■ **Task brief**
Reproduce each line of the records below verbatim, in the same order.

[Element and region data]
========================================================================
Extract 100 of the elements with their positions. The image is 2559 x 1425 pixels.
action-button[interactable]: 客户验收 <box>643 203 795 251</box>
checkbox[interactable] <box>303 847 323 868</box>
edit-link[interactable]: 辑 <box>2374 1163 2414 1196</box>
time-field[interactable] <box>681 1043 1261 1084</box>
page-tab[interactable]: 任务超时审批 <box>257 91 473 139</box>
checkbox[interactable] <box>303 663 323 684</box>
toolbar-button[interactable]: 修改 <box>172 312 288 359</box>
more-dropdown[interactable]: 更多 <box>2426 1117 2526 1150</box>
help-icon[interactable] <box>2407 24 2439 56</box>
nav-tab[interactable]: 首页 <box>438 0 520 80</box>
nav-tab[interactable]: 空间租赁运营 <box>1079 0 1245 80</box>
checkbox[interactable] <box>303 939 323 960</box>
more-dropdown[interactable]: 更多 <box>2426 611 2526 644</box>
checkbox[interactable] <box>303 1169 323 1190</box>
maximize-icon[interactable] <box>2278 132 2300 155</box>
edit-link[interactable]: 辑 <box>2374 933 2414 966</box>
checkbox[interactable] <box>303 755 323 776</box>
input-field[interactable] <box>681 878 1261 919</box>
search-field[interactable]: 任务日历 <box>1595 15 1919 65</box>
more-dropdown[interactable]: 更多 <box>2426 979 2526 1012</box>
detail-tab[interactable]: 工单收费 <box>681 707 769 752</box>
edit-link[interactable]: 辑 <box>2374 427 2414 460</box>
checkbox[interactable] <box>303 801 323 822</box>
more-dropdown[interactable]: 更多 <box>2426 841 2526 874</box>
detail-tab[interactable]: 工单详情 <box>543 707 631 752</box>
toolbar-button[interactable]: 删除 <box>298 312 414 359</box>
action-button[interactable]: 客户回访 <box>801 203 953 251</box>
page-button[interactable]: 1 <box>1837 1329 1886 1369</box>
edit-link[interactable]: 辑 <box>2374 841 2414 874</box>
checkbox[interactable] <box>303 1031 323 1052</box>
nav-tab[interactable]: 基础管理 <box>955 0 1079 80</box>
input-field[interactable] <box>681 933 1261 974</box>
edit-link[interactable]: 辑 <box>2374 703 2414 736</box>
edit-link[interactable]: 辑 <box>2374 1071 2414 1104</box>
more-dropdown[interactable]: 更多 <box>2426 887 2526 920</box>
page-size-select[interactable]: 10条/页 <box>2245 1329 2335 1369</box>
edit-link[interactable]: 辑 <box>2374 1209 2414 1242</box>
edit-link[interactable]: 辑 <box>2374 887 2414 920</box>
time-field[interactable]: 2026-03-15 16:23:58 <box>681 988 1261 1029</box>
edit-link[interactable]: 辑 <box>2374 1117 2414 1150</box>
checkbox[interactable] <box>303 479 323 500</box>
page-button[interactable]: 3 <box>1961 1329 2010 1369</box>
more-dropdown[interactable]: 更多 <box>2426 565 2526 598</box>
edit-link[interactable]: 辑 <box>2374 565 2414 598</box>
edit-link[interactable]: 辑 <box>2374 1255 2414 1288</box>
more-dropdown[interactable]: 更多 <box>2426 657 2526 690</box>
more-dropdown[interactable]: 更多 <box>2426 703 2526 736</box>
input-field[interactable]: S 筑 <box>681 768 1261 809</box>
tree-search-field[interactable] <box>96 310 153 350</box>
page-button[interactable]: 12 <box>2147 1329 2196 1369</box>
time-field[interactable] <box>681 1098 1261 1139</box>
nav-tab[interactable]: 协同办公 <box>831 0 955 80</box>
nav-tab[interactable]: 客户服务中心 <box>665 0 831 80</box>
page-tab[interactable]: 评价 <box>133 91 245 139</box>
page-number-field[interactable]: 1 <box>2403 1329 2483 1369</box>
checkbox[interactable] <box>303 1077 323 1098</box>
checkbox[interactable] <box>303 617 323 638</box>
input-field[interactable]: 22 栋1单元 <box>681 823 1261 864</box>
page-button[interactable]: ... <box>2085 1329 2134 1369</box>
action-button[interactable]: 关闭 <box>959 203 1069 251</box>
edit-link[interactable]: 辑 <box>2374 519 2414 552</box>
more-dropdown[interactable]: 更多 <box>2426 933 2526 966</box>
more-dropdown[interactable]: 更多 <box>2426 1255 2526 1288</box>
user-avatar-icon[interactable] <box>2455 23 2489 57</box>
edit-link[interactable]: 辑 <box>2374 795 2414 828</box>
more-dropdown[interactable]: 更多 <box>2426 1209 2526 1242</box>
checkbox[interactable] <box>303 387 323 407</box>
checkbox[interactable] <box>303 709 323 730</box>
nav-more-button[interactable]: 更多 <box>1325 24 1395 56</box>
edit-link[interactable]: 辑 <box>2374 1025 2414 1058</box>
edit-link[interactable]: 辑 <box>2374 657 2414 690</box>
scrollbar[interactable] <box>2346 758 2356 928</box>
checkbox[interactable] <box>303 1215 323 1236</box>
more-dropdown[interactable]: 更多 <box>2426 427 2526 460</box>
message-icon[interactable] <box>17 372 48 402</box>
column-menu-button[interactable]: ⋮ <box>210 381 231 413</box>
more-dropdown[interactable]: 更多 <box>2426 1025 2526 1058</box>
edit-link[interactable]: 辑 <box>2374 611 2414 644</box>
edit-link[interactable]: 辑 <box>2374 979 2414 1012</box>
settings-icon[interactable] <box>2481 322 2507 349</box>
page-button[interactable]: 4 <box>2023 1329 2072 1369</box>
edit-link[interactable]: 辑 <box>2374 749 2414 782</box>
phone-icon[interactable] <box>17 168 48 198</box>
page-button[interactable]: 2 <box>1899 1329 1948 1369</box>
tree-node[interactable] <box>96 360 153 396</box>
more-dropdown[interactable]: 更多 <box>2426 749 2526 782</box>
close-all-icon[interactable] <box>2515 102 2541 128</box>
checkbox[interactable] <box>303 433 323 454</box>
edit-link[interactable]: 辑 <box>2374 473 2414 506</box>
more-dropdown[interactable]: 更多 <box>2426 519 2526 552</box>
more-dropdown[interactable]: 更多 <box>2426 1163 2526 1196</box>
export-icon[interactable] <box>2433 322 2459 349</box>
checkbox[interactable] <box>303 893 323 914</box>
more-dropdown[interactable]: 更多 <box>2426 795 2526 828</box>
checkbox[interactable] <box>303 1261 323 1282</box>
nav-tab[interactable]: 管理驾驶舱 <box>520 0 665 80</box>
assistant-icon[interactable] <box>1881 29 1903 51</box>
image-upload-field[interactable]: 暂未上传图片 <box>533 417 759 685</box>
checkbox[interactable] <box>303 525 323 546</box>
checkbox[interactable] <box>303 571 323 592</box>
========================================================================
■ **Answer to this task**
Extract 100 of the elements with their positions. The image is 2559 x 1425 pixels.
action-button[interactable]: 客户验收 <box>643 203 795 251</box>
checkbox[interactable] <box>303 847 323 868</box>
edit-link[interactable]: 辑 <box>2374 1163 2414 1196</box>
time-field[interactable] <box>681 1043 1261 1084</box>
page-tab[interactable]: 任务超时审批 <box>257 91 473 139</box>
checkbox[interactable] <box>303 663 323 684</box>
toolbar-button[interactable]: 修改 <box>172 312 288 359</box>
more-dropdown[interactable]: 更多 <box>2426 1117 2526 1150</box>
help-icon[interactable] <box>2407 24 2439 56</box>
nav-tab[interactable]: 首页 <box>438 0 520 80</box>
nav-tab[interactable]: 空间租赁运营 <box>1079 0 1245 80</box>
checkbox[interactable] <box>303 939 323 960</box>
more-dropdown[interactable]: 更多 <box>2426 611 2526 644</box>
checkbox[interactable] <box>303 1169 323 1190</box>
maximize-icon[interactable] <box>2278 132 2300 155</box>
edit-link[interactable]: 辑 <box>2374 933 2414 966</box>
checkbox[interactable] <box>303 755 323 776</box>
input-field[interactable] <box>681 878 1261 919</box>
search-field[interactable]: 任务日历 <box>1595 15 1919 65</box>
more-dropdown[interactable]: 更多 <box>2426 979 2526 1012</box>
detail-tab[interactable]: 工单收费 <box>681 707 769 752</box>
edit-link[interactable]: 辑 <box>2374 427 2414 460</box>
checkbox[interactable] <box>303 801 323 822</box>
more-dropdown[interactable]: 更多 <box>2426 841 2526 874</box>
detail-tab[interactable]: 工单详情 <box>543 707 631 752</box>
toolbar-button[interactable]: 删除 <box>298 312 414 359</box>
action-button[interactable]: 客户回访 <box>801 203 953 251</box>
page-button[interactable]: 1 <box>1837 1329 1886 1369</box>
edit-link[interactable]: 辑 <box>2374 841 2414 874</box>
checkbox[interactable] <box>303 1031 323 1052</box>
nav-tab[interactable]: 基础管理 <box>955 0 1079 80</box>
input-field[interactable] <box>681 933 1261 974</box>
edit-link[interactable]: 辑 <box>2374 703 2414 736</box>
edit-link[interactable]: 辑 <box>2374 1071 2414 1104</box>
more-dropdown[interactable]: 更多 <box>2426 887 2526 920</box>
page-size-select[interactable]: 10条/页 <box>2245 1329 2335 1369</box>
edit-link[interactable]: 辑 <box>2374 1209 2414 1242</box>
edit-link[interactable]: 辑 <box>2374 887 2414 920</box>
time-field[interactable]: 2026-03-15 16:23:58 <box>681 988 1261 1029</box>
edit-link[interactable]: 辑 <box>2374 1117 2414 1150</box>
checkbox[interactable] <box>303 479 323 500</box>
page-button[interactable]: 3 <box>1961 1329 2010 1369</box>
more-dropdown[interactable]: 更多 <box>2426 565 2526 598</box>
edit-link[interactable]: 辑 <box>2374 565 2414 598</box>
edit-link[interactable]: 辑 <box>2374 1255 2414 1288</box>
more-dropdown[interactable]: 更多 <box>2426 657 2526 690</box>
more-dropdown[interactable]: 更多 <box>2426 703 2526 736</box>
input-field[interactable]: S 筑 <box>681 768 1261 809</box>
tree-search-field[interactable] <box>96 310 153 350</box>
page-button[interactable]: 12 <box>2147 1329 2196 1369</box>
time-field[interactable] <box>681 1098 1261 1139</box>
nav-tab[interactable]: 协同办公 <box>831 0 955 80</box>
nav-tab[interactable]: 客户服务中心 <box>665 0 831 80</box>
page-tab[interactable]: 评价 <box>133 91 245 139</box>
page-number-field[interactable]: 1 <box>2403 1329 2483 1369</box>
checkbox[interactable] <box>303 1077 323 1098</box>
checkbox[interactable] <box>303 617 323 638</box>
input-field[interactable]: 22 栋1单元 <box>681 823 1261 864</box>
page-button[interactable]: ... <box>2085 1329 2134 1369</box>
action-button[interactable]: 关闭 <box>959 203 1069 251</box>
edit-link[interactable]: 辑 <box>2374 519 2414 552</box>
more-dropdown[interactable]: 更多 <box>2426 933 2526 966</box>
more-dropdown[interactable]: 更多 <box>2426 1255 2526 1288</box>
user-avatar-icon[interactable] <box>2455 23 2489 57</box>
edit-link[interactable]: 辑 <box>2374 795 2414 828</box>
more-dropdown[interactable]: 更多 <box>2426 1209 2526 1242</box>
checkbox[interactable] <box>303 387 323 407</box>
checkbox[interactable] <box>303 709 323 730</box>
nav-more-button[interactable]: 更多 <box>1325 24 1395 56</box>
edit-link[interactable]: 辑 <box>2374 1025 2414 1058</box>
edit-link[interactable]: 辑 <box>2374 657 2414 690</box>
scrollbar[interactable] <box>2346 758 2356 928</box>
checkbox[interactable] <box>303 1215 323 1236</box>
more-dropdown[interactable]: 更多 <box>2426 427 2526 460</box>
message-icon[interactable] <box>17 372 48 402</box>
column-menu-button[interactable]: ⋮ <box>210 381 231 413</box>
more-dropdown[interactable]: 更多 <box>2426 1025 2526 1058</box>
edit-link[interactable]: 辑 <box>2374 611 2414 644</box>
edit-link[interactable]: 辑 <box>2374 979 2414 1012</box>
settings-icon[interactable] <box>2481 322 2507 349</box>
page-button[interactable]: 4 <box>2023 1329 2072 1369</box>
edit-link[interactable]: 辑 <box>2374 749 2414 782</box>
phone-icon[interactable] <box>17 168 48 198</box>
page-button[interactable]: 2 <box>1899 1329 1948 1369</box>
tree-node[interactable] <box>96 360 153 396</box>
more-dropdown[interactable]: 更多 <box>2426 749 2526 782</box>
close-all-icon[interactable] <box>2515 102 2541 128</box>
checkbox[interactable] <box>303 433 323 454</box>
edit-link[interactable]: 辑 <box>2374 473 2414 506</box>
more-dropdown[interactable]: 更多 <box>2426 519 2526 552</box>
more-dropdown[interactable]: 更多 <box>2426 1163 2526 1196</box>
export-icon[interactable] <box>2433 322 2459 349</box>
checkbox[interactable] <box>303 893 323 914</box>
more-dropdown[interactable]: 更多 <box>2426 795 2526 828</box>
checkbox[interactable] <box>303 1261 323 1282</box>
nav-tab[interactable]: 管理驾驶舱 <box>520 0 665 80</box>
assistant-icon[interactable] <box>1881 29 1903 51</box>
image-upload-field[interactable]: 暂未上传图片 <box>533 417 759 685</box>
checkbox[interactable] <box>303 525 323 546</box>
checkbox[interactable] <box>303 571 323 592</box>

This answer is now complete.